**Objective:**
Count how many lines hold the word "HTTP" and give that number as the whole answer.

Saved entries
** begin **

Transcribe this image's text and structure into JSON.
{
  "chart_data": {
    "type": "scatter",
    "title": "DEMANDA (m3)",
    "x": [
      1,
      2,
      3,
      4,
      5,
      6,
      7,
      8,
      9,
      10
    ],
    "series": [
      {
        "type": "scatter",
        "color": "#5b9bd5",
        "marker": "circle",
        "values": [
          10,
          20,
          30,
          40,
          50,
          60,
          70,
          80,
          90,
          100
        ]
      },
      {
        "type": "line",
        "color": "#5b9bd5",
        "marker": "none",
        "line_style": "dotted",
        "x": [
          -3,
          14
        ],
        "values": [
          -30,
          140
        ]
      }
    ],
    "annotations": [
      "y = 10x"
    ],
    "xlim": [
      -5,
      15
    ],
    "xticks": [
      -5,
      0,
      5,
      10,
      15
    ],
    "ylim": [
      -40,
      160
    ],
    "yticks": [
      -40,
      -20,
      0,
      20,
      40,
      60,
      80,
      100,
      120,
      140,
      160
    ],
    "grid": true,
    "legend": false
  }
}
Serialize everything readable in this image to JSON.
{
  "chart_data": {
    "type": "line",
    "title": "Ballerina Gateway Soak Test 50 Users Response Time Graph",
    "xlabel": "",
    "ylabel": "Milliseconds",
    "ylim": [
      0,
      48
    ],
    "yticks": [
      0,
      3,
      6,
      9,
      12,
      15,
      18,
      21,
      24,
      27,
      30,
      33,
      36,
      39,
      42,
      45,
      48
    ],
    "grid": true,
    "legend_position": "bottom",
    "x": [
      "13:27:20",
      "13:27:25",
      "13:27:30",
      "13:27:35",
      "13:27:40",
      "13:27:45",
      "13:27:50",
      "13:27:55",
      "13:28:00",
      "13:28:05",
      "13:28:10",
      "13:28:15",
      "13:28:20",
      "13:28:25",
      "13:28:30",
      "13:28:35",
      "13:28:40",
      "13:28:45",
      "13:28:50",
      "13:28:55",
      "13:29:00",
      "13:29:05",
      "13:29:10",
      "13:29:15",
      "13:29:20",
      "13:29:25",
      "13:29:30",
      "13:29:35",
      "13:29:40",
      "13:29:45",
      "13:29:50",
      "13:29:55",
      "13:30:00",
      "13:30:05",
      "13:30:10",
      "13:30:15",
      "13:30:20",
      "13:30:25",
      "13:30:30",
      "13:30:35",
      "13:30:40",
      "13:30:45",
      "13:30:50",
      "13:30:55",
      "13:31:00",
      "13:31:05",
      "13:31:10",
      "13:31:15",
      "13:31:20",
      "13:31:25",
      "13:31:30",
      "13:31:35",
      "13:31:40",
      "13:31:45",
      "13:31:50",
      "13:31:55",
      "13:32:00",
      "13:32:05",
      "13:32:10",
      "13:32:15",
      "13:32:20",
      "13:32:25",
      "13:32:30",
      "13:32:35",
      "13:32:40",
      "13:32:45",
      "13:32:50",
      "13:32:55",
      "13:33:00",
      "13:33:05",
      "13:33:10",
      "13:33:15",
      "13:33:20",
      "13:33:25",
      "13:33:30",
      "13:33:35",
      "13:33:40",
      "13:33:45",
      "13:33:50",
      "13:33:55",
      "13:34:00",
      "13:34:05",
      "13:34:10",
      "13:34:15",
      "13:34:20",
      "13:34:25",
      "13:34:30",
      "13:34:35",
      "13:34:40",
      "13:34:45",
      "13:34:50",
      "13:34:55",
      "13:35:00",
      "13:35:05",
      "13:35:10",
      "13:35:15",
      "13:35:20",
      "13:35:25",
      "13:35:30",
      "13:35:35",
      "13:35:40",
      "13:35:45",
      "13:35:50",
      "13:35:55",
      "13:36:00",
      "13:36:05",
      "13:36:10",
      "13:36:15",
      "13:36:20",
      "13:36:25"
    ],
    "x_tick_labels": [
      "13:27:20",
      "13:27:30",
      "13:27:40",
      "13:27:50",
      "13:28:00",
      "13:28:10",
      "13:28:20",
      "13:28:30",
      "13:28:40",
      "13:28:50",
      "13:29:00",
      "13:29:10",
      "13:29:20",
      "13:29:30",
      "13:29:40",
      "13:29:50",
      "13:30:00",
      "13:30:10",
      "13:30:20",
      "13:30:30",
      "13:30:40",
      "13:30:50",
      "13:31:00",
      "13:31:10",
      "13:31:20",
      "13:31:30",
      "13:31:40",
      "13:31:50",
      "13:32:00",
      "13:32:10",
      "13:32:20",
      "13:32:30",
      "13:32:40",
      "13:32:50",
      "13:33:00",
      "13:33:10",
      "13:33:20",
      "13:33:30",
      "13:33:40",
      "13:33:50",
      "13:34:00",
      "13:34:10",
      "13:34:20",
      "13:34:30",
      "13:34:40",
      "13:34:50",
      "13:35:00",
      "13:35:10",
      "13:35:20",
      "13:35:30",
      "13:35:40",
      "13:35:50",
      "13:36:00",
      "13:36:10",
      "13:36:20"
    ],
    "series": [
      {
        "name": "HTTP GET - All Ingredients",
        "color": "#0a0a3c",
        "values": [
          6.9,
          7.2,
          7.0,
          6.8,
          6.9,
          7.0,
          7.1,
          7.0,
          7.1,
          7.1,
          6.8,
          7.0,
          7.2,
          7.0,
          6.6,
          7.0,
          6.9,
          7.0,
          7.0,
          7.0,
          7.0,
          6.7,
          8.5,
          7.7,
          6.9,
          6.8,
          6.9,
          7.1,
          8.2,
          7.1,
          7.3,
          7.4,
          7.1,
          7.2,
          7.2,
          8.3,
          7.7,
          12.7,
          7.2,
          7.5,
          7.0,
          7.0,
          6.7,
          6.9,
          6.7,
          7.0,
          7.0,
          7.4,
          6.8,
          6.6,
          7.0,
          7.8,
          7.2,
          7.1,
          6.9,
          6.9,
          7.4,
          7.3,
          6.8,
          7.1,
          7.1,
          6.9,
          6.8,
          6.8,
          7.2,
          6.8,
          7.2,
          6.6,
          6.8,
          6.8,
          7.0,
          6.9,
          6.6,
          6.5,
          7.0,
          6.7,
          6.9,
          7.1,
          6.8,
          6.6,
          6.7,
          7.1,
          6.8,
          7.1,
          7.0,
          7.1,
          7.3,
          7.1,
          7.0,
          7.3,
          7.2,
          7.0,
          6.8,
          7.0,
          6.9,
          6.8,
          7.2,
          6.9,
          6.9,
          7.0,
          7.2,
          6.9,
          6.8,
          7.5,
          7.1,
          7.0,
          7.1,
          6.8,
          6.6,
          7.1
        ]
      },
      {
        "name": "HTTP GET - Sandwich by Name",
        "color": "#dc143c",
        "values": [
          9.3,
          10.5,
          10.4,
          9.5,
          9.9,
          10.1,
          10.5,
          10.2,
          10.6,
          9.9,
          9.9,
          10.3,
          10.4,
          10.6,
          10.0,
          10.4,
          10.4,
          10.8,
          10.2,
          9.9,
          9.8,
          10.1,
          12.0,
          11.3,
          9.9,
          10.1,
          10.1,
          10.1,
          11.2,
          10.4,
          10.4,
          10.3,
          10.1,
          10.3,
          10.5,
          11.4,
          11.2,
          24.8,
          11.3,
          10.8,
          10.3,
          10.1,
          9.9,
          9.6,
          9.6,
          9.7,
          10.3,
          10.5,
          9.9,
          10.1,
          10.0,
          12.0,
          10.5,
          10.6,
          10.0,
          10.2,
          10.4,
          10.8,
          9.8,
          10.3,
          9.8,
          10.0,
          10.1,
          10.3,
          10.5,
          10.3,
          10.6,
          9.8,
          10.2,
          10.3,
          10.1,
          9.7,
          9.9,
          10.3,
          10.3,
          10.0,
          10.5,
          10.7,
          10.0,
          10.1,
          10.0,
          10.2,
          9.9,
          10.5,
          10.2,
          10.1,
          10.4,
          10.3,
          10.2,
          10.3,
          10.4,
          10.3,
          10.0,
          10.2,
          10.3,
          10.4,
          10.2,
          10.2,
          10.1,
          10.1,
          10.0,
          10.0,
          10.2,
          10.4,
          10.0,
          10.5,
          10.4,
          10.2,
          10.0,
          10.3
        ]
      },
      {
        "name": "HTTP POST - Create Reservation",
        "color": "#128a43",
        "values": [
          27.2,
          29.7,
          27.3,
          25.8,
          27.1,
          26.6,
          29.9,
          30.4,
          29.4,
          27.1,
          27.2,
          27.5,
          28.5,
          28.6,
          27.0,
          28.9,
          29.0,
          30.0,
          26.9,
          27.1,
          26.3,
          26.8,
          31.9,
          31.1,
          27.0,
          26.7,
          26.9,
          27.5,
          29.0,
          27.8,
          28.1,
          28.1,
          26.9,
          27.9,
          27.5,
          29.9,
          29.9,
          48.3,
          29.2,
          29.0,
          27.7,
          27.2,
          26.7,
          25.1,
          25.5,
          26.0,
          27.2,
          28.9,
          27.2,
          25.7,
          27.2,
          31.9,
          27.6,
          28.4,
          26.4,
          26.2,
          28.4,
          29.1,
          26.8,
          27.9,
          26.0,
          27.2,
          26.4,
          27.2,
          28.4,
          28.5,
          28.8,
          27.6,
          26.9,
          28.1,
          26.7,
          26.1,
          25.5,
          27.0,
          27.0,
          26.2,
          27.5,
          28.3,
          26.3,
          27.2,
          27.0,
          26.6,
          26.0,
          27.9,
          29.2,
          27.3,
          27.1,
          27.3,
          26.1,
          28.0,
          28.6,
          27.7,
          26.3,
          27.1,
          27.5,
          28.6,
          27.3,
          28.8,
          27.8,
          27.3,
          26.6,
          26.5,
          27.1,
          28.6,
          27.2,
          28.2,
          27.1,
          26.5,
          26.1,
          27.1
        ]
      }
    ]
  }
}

** end **

**Solved exercise:**
3